§ **TASK BRIEF**:
Answer with one number: how many lines hold the string "html".

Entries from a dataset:
☆ ☆ ☆

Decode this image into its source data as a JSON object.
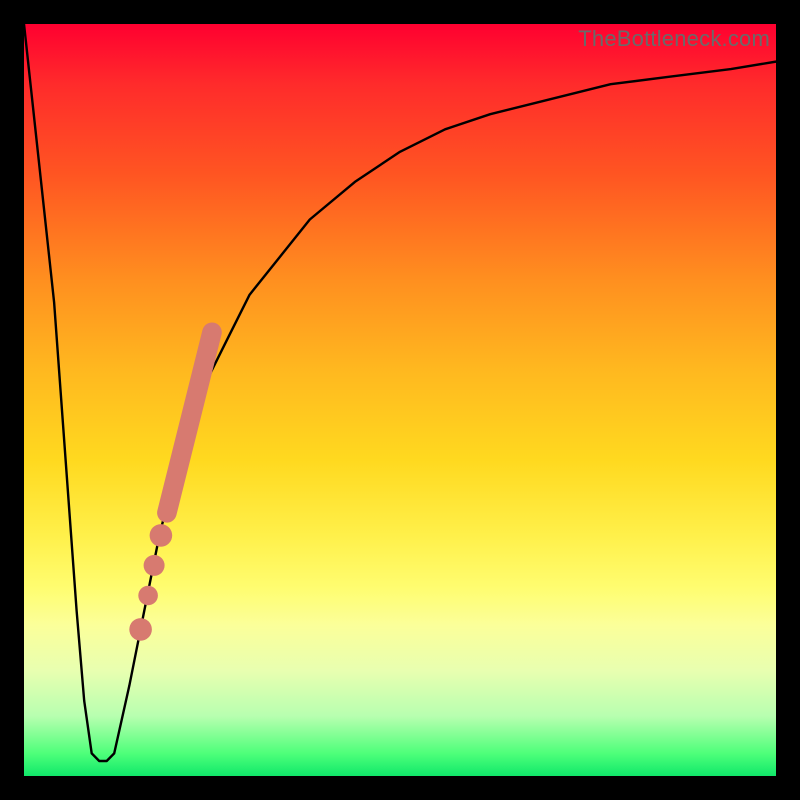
{
  "watermark": "TheBottleneck.com",
  "colors": {
    "background": "#000000",
    "curve_stroke": "#000000",
    "marker_fill": "#d77a70",
    "gradient_top": "#ff0030",
    "gradient_bottom": "#10e86a"
  },
  "chart_data": {
    "type": "line",
    "title": "",
    "xlabel": "",
    "ylabel": "",
    "xlim": [
      0,
      100
    ],
    "ylim": [
      0,
      100
    ],
    "grid": false,
    "legend": false,
    "series": [
      {
        "name": "bottleneck-curve",
        "x": [
          0,
          4,
          7,
          8,
          9,
          10,
          11,
          12,
          14,
          16,
          18,
          20,
          22,
          24,
          27,
          30,
          34,
          38,
          44,
          50,
          56,
          62,
          70,
          78,
          86,
          94,
          100
        ],
        "y": [
          100,
          63,
          22,
          10,
          3,
          2,
          2,
          3,
          12,
          22,
          32,
          40,
          46,
          52,
          58,
          64,
          69,
          74,
          79,
          83,
          86,
          88,
          90,
          92,
          93,
          94,
          95
        ]
      }
    ],
    "markers": [
      {
        "name": "segment",
        "shape": "pill",
        "x_start": 19,
        "y_start": 35,
        "x_end": 25,
        "y_end": 59,
        "width": 2.6
      },
      {
        "name": "dot-1",
        "shape": "circle",
        "x": 18.2,
        "y": 32.0,
        "r": 1.5
      },
      {
        "name": "dot-2",
        "shape": "circle",
        "x": 17.3,
        "y": 28.0,
        "r": 1.4
      },
      {
        "name": "dot-3",
        "shape": "circle",
        "x": 16.5,
        "y": 24.0,
        "r": 1.3
      },
      {
        "name": "dot-4",
        "shape": "circle",
        "x": 15.5,
        "y": 19.5,
        "r": 1.5
      }
    ]
  }
}
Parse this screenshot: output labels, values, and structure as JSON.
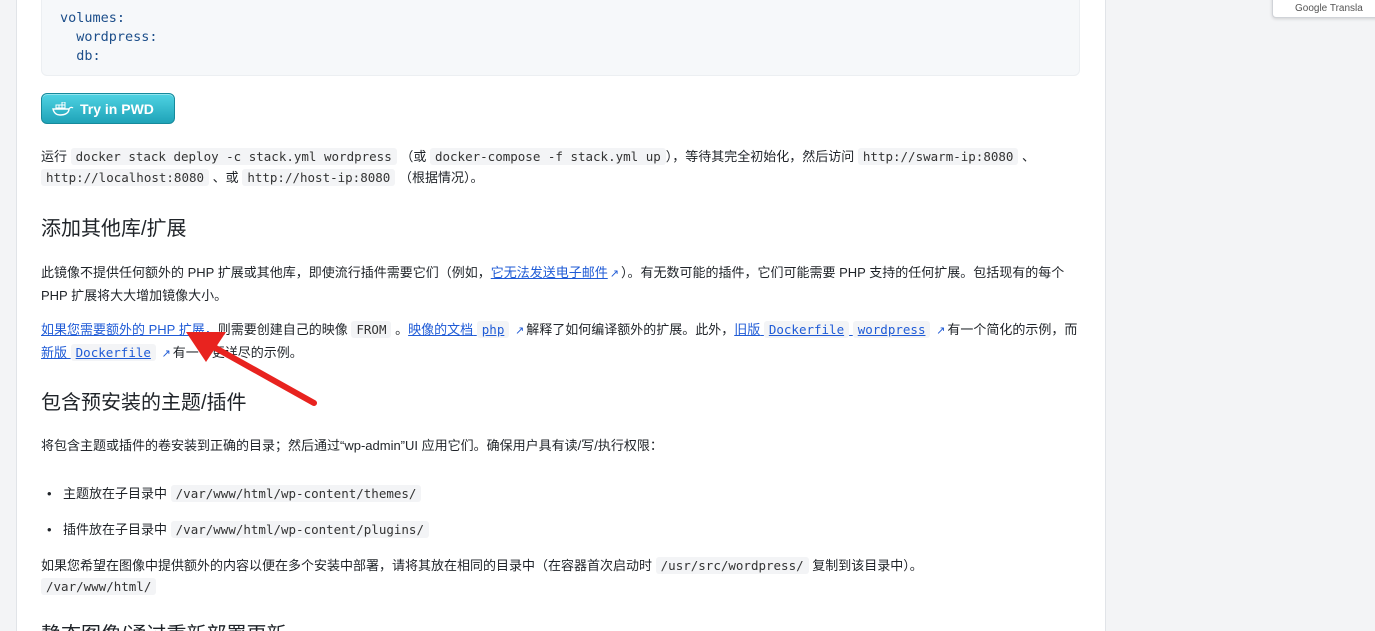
{
  "code": {
    "lines": [
      "volumes:",
      "  wordpress:",
      "  db:"
    ]
  },
  "pwd_button": {
    "label": "Try in PWD"
  },
  "run": {
    "p1": "运行",
    "c1": "docker stack deploy -c stack.yml wordpress",
    "p2": "（或",
    "c2": "docker-compose -f stack.yml up",
    "p3": "），等待其完全初始化，然后访问",
    "c3": "http://swarm-ip:8080",
    "p4": "、",
    "c4": "http://localhost:8080",
    "p5": "、或",
    "c5": "http://host-ip:8080",
    "p6": "（根据情况）。"
  },
  "section1": {
    "title": "添加其他库/扩展",
    "para1_a": "此镜像不提供任何额外的 PHP 扩展或其他库，即使流行插件需要它们（例如，",
    "para1_link": "它无法发送电子邮件",
    "para1_b": "）。有无数可能的插件，它们可能需要 PHP 支持的任何扩展。包括现有的每个 PHP 扩展将大大增加镜像大小。",
    "para2_link1": "如果您需要额外的 PHP 扩展，",
    "para2_a": "则需要创建自己的映像",
    "para2_code1": "FROM",
    "para2_b": "。",
    "para2_link2": "映像的文档",
    "para2_code2": "php",
    "para2_c": "解释了如何编译额外的扩展。此外，",
    "para2_link3": "旧版",
    "para2_code3": "Dockerfile",
    "para2_code4": "wordpress",
    "para2_d": "有一个简化的示例，而",
    "para2_link4": "新版",
    "para2_code5": "Dockerfile",
    "para2_e": "有一个更详尽的示例。"
  },
  "section2": {
    "title": "包含预安装的主题/插件",
    "intro": "将包含主题或插件的卷安装到正确的目录；然后通过“wp-admin”UI 应用它们。确保用户具有读/写/执行权限：",
    "bullets": [
      {
        "text": "主题放在子目录中",
        "code": "/var/www/html/wp-content/themes/"
      },
      {
        "text": "插件放在子目录中",
        "code": "/var/www/html/wp-content/plugins/"
      }
    ],
    "outro_a": "如果您希望在图像中提供额外的内容以便在多个安装中部署，请将其放在相同的目录中（在容器首次启动时",
    "outro_code1": "/usr/src/wordpress/",
    "outro_b": "复制到该目录中）。",
    "outro_code2": "/var/www/html/"
  },
  "section3": {
    "title": "静态图像/通过重新部署更新"
  },
  "google_translate": {
    "label": "Google Transla"
  },
  "colors": {
    "link": "#1f5bd6",
    "arrow": "#e8231f",
    "pwd": "#2bb5c8"
  },
  "icons": [
    "docker-whale-icon",
    "external-link-icon",
    "annotation-arrow"
  ]
}
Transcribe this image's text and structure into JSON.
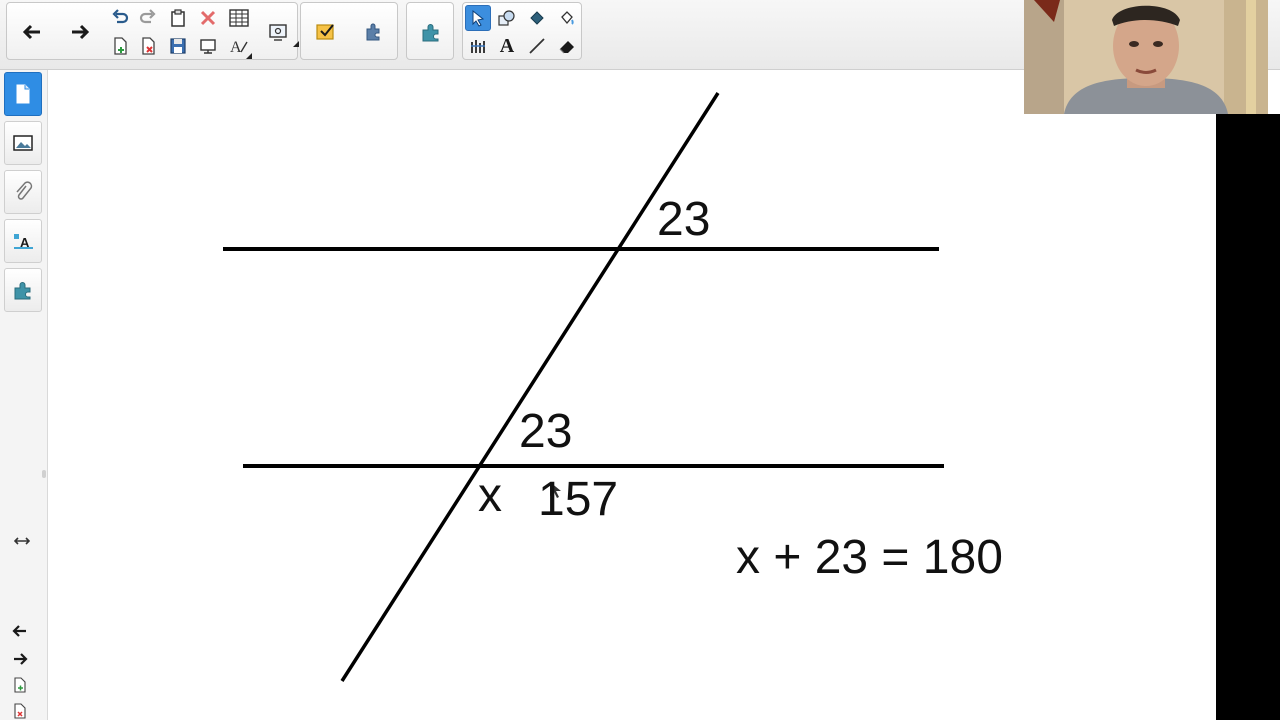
{
  "toolbar": {
    "icons": {
      "back": "arrow-left-icon",
      "forward": "arrow-right-icon",
      "undo": "undo-icon",
      "redo": "redo-icon",
      "paste": "clipboard-icon",
      "delete": "delete-x-icon",
      "table": "table-icon",
      "screen_shade": "screen-shade-icon",
      "select": "pointer-icon",
      "shapes": "shapes-icon",
      "fill": "fill-icon",
      "pen": "pen-icon",
      "text": "text-icon",
      "line": "line-icon",
      "eraser": "eraser-icon",
      "addon": "puzzle-icon"
    },
    "text_tool_glyph": "A",
    "accent_color": "#3c8ede"
  },
  "side_tabs": {
    "items": [
      "page-sorter",
      "gallery",
      "attachments",
      "properties",
      "add-ons"
    ],
    "active": "page-sorter",
    "accent_color": "#2f8de4"
  },
  "canvas": {
    "angle_labels": {
      "upper_right": "23",
      "lower_upper": "23",
      "lower_left": "x",
      "lower_right": "157"
    },
    "equation": "x + 23 = 180",
    "line_color": "#000000"
  },
  "webcam": {
    "description": "presenter-video"
  }
}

☆ ☆ ☆

§ **WRITTEN SOLUTION**:
3